TASK TO CARRY OUT: Here are some records; return them all exactly.

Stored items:
(begin)

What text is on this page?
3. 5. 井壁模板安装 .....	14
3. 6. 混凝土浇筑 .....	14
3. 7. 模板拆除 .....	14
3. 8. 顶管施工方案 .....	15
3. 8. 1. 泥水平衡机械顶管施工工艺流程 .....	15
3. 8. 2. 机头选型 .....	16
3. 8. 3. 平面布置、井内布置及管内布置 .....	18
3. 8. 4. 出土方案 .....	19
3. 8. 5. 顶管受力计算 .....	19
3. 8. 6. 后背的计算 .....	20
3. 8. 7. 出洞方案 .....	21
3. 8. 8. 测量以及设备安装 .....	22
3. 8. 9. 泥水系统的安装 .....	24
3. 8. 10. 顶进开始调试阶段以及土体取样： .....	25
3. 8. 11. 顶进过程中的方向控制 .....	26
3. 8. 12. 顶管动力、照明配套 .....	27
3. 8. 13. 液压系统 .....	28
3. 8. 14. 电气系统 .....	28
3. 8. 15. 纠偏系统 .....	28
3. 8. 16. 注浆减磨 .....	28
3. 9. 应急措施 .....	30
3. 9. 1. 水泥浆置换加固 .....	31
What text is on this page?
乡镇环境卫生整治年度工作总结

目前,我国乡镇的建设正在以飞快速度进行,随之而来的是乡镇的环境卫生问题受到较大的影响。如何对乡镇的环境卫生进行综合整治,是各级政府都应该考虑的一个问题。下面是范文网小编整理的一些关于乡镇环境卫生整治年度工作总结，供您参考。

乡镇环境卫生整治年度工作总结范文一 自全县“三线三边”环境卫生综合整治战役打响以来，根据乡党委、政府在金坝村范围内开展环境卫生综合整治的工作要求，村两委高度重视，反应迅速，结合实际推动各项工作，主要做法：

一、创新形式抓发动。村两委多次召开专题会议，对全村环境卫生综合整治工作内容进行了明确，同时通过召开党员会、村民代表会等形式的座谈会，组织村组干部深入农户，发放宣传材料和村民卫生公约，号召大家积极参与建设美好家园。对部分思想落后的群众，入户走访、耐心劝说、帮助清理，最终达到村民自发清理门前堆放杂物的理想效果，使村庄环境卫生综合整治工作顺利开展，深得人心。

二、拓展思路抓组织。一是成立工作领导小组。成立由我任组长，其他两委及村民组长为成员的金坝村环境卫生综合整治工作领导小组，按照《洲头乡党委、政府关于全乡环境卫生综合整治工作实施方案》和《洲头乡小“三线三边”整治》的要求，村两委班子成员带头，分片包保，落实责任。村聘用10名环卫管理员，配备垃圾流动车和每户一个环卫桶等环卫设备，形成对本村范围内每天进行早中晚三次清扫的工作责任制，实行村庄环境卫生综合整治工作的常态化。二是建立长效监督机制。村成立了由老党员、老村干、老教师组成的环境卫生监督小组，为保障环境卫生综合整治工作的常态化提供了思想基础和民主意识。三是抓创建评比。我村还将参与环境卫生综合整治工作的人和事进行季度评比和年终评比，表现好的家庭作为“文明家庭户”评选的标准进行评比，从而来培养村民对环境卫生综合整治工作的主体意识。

(end)

REPLY:
What text is on this page?
3. 5. 井壁模板安装 .....	14
3. 6. 混凝土浇筑 .....	14
3. 7. 模板拆除 .....	14
3. 8. 顶管施工方案 .....	15
3. 8. 1. 泥水平衡机械顶管施工工艺流程 .....	15
3. 8. 2. 机头选型 .....	16
3. 8. 3. 平面布置、井内布置及管内布置 .....	18
3. 8. 4. 出土方案 .....	19
3. 8. 5. 顶管受力计算 .....	19
3. 8. 6. 后背的计算 .....	20
3. 8. 7. 出洞方案 .....	21
3. 8. 8. 测量以及设备安装 .....	22
3. 8. 9. 泥水系统的安装 .....	24
3. 8. 10. 顶进开始调试阶段以及土体取样： .....	25
3. 8. 11. 顶进过程中的方向控制 .....	26
3. 8. 12. 顶管动力、照明配套 .....	27
3. 8. 13. 液压系统 .....	28
3. 8. 14. 电气系统 .....	28
3. 8. 15. 纠偏系统 .....	28
3. 8. 16. 注浆减磨 .....	28
3. 9. 应急措施 .....	30
3. 9. 1. 水泥浆置换加固 .....	31
What text is on this page?
乡镇环境卫生整治年度工作总结

目前,我国乡镇的建设正在以飞快速度进行,随之而来的是乡镇的环境卫生问题受到较大的影响。如何对乡镇的环境卫生进行综合整治,是各级政府都应该考虑的一个问题。下面是范文网小编整理的一些关于乡镇环境卫生整治年度工作总结，供您参考。

乡镇环境卫生整治年度工作总结范文一 自全县“三线三边”环境卫生综合整治战役打响以来，根据乡党委、政府在金坝村范围内开展环境卫生综合整治的工作要求，村两委高度重视，反应迅速，结合实际推动各项工作，主要做法：

一、创新形式抓发动。村两委多次召开专题会议，对全村环境卫生综合整治工作内容进行了明确，同时通过召开党员会、村民代表会等形式的座谈会，组织村组干部深入农户，发放宣传材料和村民卫生公约，号召大家积极参与建设美好家园。对部分思想落后的群众，入户走访、耐心劝说、帮助清理，最终达到村民自发清理门前堆放杂物的理想效果，使村庄环境卫生综合整治工作顺利开展，深得人心。

二、拓展思路抓组织。一是成立工作领导小组。成立由我任组长，其他两委及村民组长为成员的金坝村环境卫生综合整治工作领导小组，按照《洲头乡党委、政府关于全乡环境卫生综合整治工作实施方案》和《洲头乡小“三线三边”整治》的要求，村两委班子成员带头，分片包保，落实责任。村聘用10名环卫管理员，配备垃圾流动车和每户一个环卫桶等环卫设备，形成对本村范围内每天进行早中晚三次清扫的工作责任制，实行村庄环境卫生综合整治工作的常态化。二是建立长效监督机制。村成立了由老党员、老村干、老教师组成的环境卫生监督小组，为保障环境卫生综合整治工作的常态化提供了思想基础和民主意识。三是抓创建评比。我村还将参与环境卫生综合整治工作的人和事进行季度评比和年终评比，表现好的家庭作为“文明家庭户”评选的标准进行评比，从而来培养村民对环境卫生综合整治工作的主体意识。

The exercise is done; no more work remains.